## [To be done]
Say how many lines of these entries include the word "icon", and answer with the number alone.

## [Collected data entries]

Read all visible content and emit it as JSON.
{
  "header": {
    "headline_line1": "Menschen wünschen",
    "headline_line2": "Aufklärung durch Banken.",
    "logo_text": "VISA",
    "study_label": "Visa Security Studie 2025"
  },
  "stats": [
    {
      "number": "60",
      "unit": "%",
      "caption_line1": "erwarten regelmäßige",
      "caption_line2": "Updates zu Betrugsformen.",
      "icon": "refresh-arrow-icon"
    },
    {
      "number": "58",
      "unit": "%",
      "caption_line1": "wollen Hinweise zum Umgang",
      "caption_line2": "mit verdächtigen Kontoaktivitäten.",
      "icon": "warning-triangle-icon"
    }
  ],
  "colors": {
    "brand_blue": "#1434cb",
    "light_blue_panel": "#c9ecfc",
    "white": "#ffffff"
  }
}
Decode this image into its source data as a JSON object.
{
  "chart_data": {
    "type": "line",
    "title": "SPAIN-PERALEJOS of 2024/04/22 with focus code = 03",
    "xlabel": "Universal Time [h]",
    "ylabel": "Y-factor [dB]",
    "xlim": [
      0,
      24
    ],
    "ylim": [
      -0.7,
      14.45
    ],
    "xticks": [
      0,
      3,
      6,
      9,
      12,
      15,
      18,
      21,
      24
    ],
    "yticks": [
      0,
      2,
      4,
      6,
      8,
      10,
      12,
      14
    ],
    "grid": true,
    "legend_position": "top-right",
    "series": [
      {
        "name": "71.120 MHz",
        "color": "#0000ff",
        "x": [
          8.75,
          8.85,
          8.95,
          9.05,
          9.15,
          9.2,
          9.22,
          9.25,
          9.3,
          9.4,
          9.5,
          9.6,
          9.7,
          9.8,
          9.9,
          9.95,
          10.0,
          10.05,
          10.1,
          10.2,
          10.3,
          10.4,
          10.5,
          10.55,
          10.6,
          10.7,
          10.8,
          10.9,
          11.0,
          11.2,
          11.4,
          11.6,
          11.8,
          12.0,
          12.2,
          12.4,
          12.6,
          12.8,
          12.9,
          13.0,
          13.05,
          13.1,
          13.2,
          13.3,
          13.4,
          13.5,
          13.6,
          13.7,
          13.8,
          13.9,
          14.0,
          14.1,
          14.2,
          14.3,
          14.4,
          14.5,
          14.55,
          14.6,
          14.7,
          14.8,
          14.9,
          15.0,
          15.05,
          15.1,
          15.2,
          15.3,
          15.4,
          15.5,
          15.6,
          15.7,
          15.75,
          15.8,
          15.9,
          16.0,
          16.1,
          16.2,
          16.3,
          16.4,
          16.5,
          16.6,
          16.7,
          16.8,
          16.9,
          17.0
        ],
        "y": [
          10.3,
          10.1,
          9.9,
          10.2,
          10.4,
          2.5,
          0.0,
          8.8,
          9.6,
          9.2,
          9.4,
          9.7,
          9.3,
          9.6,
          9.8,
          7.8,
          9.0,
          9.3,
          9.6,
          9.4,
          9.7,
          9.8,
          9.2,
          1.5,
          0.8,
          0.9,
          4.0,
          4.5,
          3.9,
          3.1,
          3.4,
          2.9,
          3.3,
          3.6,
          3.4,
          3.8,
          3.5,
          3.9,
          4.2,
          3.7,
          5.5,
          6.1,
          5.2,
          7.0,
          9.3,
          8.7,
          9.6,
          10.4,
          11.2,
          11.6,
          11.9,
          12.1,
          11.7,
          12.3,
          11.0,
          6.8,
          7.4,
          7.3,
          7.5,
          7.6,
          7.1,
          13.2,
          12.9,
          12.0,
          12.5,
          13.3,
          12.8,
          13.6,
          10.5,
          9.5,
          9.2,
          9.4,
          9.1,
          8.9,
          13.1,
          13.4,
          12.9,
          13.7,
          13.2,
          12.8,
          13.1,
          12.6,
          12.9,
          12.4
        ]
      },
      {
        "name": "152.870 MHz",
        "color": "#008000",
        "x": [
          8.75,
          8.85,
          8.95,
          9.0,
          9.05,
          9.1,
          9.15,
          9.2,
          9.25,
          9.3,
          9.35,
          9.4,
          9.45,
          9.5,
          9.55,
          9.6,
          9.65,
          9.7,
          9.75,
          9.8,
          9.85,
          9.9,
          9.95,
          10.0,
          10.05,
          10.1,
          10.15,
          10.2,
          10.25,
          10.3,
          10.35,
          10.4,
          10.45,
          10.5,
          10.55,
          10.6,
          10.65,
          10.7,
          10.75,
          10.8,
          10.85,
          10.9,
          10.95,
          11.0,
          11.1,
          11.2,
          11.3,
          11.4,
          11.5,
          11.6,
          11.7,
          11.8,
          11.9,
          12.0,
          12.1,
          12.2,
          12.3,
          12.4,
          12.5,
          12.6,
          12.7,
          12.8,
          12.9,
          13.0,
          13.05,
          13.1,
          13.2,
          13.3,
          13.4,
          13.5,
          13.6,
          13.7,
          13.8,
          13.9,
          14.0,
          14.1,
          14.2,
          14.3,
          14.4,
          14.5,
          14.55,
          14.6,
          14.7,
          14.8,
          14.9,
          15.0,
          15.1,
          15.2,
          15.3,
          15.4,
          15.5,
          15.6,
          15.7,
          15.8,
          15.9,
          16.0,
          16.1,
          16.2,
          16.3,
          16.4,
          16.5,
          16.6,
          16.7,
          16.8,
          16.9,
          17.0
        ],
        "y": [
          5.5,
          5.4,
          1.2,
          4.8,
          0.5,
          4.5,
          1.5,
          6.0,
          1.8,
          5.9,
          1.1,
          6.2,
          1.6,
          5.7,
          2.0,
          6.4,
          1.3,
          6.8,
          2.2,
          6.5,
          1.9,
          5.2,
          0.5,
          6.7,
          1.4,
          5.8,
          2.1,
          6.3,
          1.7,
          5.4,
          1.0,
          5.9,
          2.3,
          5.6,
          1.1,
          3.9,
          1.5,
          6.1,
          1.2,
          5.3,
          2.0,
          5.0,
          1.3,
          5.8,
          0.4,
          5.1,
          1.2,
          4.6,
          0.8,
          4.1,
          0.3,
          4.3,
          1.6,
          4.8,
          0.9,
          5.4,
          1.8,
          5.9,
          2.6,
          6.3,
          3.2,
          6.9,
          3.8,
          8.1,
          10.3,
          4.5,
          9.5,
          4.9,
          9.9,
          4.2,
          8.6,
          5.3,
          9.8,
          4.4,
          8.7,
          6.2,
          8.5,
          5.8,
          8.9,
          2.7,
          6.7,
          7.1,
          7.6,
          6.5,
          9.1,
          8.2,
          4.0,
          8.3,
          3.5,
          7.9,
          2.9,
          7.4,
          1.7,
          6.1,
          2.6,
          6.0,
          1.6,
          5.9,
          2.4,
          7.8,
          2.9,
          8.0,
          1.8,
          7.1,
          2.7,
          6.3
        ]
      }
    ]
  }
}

## [The completed task]
2